Task description.
In your copy, include every line of the listing below exactly but none of the pictures.

....................

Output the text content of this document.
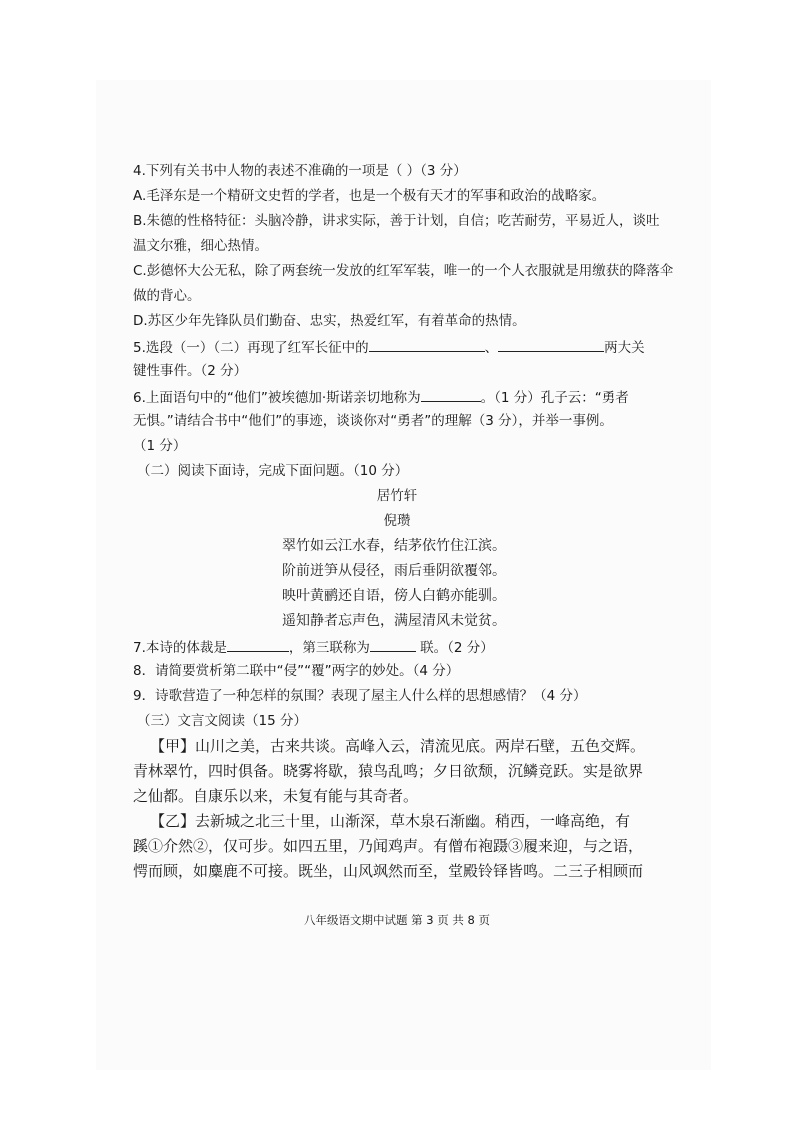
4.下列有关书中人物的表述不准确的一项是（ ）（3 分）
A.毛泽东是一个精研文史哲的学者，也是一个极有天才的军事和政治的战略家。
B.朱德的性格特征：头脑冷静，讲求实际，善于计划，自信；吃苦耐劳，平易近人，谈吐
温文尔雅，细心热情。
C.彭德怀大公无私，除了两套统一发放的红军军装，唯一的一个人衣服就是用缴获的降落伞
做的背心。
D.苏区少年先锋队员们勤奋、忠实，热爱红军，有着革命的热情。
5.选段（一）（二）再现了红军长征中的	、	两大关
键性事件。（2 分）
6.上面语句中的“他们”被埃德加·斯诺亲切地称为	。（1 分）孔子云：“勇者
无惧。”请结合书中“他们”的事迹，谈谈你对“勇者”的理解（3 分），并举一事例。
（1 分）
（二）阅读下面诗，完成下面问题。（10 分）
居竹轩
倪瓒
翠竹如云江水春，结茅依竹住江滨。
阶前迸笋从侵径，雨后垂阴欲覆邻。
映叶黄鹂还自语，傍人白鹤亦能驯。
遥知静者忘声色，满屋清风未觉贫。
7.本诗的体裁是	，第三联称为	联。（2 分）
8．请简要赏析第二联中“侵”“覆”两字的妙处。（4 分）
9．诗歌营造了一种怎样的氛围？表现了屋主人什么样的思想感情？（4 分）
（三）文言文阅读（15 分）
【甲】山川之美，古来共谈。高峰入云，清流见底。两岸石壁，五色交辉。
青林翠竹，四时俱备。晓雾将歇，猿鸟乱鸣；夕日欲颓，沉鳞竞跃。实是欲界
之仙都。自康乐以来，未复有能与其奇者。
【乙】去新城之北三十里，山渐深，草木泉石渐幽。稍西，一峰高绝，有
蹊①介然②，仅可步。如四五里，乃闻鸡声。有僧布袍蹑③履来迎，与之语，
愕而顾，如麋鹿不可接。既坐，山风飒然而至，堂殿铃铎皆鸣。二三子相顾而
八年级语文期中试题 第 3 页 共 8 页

....................

The solution.
Output the text content of this document.
4.下列有关书中人物的表述不准确的一项是（ ）（3 分）
A.毛泽东是一个精研文史哲的学者，也是一个极有天才的军事和政治的战略家。
B.朱德的性格特征：头脑冷静，讲求实际，善于计划，自信；吃苦耐劳，平易近人，谈吐
温文尔雅，细心热情。
C.彭德怀大公无私，除了两套统一发放的红军军装，唯一的一个人衣服就是用缴获的降落伞
做的背心。
D.苏区少年先锋队员们勤奋、忠实，热爱红军，有着革命的热情。
5.选段（一）（二）再现了红军长征中的	、	两大关
键性事件。（2 分）
6.上面语句中的“他们”被埃德加·斯诺亲切地称为	。（1 分）孔子云：“勇者
无惧。”请结合书中“他们”的事迹，谈谈你对“勇者”的理解（3 分），并举一事例。
（1 分）
（二）阅读下面诗，完成下面问题。（10 分）
居竹轩
倪瓒
翠竹如云江水春，结茅依竹住江滨。
阶前迸笋从侵径，雨后垂阴欲覆邻。
映叶黄鹂还自语，傍人白鹤亦能驯。
遥知静者忘声色，满屋清风未觉贫。
7.本诗的体裁是	，第三联称为	联。（2 分）
8．请简要赏析第二联中“侵”“覆”两字的妙处。（4 分）
9．诗歌营造了一种怎样的氛围？表现了屋主人什么样的思想感情？（4 分）
（三）文言文阅读（15 分）
【甲】山川之美，古来共谈。高峰入云，清流见底。两岸石壁，五色交辉。
青林翠竹，四时俱备。晓雾将歇，猿鸟乱鸣；夕日欲颓，沉鳞竞跃。实是欲界
之仙都。自康乐以来，未复有能与其奇者。
【乙】去新城之北三十里，山渐深，草木泉石渐幽。稍西，一峰高绝，有
蹊①介然②，仅可步。如四五里，乃闻鸡声。有僧布袍蹑③履来迎，与之语，
愕而顾，如麋鹿不可接。既坐，山风飒然而至，堂殿铃铎皆鸣。二三子相顾而
八年级语文期中试题 第 3 页 共 8 页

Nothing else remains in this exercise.